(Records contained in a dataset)
— Start —

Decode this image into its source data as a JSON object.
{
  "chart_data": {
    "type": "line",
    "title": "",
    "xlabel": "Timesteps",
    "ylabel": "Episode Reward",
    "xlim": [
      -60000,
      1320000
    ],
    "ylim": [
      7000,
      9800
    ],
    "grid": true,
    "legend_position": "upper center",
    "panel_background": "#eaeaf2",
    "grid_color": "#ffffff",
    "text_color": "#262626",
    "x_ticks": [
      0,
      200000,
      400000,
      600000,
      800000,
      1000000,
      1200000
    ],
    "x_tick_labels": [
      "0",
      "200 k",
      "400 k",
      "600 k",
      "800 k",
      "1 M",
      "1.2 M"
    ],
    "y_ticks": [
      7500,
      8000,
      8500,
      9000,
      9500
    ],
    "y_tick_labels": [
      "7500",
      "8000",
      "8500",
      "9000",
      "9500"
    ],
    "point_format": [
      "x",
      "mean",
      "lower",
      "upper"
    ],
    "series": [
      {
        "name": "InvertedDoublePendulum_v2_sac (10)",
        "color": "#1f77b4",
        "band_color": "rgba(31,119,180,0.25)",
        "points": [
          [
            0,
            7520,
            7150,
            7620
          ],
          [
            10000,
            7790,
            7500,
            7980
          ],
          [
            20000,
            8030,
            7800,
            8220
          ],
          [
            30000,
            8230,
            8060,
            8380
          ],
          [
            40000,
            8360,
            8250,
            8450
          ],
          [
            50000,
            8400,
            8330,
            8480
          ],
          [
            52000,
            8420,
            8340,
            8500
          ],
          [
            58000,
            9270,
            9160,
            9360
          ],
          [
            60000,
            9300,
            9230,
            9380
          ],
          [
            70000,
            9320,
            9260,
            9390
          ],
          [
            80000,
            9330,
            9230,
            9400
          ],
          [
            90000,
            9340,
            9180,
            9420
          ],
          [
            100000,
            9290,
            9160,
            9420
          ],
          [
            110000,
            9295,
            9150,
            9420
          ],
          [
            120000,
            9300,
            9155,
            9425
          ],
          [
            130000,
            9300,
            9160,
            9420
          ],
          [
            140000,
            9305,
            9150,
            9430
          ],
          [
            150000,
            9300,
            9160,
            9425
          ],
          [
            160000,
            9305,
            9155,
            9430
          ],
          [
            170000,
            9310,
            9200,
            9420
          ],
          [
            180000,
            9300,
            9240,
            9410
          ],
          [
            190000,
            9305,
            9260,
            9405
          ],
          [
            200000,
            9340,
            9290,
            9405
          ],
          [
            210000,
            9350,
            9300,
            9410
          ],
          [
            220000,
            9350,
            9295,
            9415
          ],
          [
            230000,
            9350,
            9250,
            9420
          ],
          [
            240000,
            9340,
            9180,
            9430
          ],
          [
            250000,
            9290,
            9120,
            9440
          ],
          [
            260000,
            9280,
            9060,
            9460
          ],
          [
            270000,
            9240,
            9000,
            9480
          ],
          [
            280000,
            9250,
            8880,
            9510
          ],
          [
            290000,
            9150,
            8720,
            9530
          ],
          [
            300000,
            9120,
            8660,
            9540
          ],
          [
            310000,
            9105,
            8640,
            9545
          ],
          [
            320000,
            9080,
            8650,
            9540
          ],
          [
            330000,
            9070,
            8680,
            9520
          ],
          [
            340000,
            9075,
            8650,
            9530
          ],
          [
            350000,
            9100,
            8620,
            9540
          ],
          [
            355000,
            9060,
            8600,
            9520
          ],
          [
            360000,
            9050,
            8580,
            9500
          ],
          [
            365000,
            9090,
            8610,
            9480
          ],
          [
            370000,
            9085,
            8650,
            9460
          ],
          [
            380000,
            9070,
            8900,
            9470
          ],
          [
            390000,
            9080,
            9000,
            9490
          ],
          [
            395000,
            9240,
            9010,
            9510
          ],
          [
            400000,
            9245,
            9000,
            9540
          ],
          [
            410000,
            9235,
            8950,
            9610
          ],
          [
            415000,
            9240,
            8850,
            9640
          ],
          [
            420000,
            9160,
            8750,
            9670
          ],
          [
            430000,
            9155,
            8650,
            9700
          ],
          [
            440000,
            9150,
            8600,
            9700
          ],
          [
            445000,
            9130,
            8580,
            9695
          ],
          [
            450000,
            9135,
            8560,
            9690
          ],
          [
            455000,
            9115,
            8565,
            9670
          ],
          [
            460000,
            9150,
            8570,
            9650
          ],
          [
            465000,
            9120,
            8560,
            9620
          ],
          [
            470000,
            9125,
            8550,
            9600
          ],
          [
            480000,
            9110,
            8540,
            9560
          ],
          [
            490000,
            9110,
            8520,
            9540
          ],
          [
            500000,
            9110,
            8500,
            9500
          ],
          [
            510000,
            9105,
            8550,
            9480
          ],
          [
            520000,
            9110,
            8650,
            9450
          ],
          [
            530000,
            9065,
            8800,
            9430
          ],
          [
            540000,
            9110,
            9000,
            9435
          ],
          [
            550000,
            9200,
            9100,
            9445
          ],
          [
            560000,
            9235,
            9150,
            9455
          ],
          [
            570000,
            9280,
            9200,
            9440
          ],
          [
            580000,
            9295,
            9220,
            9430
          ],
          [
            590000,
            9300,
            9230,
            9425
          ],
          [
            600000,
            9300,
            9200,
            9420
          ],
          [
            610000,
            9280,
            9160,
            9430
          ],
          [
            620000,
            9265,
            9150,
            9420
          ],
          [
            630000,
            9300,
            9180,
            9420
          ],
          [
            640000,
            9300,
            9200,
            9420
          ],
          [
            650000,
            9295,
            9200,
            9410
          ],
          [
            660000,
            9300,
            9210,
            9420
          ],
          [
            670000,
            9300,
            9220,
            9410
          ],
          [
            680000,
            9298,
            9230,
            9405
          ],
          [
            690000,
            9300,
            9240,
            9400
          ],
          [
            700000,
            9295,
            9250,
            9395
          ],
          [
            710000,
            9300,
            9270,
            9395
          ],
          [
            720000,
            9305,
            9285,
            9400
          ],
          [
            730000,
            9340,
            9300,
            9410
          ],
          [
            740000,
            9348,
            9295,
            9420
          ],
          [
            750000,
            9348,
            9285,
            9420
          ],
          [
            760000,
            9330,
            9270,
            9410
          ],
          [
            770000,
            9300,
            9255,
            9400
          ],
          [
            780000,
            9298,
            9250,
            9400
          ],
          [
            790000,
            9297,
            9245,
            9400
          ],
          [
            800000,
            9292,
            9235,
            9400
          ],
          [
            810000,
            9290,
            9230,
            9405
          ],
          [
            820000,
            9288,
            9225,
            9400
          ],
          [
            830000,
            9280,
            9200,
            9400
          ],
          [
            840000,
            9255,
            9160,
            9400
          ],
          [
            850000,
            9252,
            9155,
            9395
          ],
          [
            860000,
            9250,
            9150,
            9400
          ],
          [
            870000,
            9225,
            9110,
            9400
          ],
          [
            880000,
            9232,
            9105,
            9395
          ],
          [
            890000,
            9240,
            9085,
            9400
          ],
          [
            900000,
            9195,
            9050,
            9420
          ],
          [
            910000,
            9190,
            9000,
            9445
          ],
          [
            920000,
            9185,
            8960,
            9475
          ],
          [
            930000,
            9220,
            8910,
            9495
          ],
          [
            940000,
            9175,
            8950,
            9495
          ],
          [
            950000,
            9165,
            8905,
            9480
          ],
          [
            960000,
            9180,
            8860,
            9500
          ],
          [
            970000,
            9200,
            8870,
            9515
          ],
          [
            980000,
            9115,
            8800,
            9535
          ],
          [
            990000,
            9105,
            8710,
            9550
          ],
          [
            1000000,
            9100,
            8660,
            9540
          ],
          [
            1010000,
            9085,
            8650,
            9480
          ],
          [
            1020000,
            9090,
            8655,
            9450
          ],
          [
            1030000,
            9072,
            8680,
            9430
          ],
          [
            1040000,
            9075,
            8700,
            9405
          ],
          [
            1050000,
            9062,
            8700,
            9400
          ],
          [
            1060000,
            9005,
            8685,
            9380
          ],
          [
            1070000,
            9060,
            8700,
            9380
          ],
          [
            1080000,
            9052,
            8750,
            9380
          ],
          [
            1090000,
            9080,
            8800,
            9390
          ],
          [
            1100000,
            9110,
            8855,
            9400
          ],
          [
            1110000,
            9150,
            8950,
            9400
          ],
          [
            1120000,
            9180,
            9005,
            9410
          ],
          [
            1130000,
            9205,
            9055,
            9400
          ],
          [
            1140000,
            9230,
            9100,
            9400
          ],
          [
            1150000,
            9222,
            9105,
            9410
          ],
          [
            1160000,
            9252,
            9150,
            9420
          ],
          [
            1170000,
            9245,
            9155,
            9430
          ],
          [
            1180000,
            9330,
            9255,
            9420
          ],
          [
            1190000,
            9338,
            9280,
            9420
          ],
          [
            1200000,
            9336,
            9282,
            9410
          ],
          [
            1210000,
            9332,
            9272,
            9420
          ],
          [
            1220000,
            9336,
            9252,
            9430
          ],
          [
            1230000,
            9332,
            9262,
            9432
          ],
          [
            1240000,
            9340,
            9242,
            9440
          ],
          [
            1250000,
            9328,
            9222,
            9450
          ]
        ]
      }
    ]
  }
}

— End —

Above are the records. Copy every line in them holding "upper".

__Answer to the problem__
    "legend_position": "upper center",
      "upper"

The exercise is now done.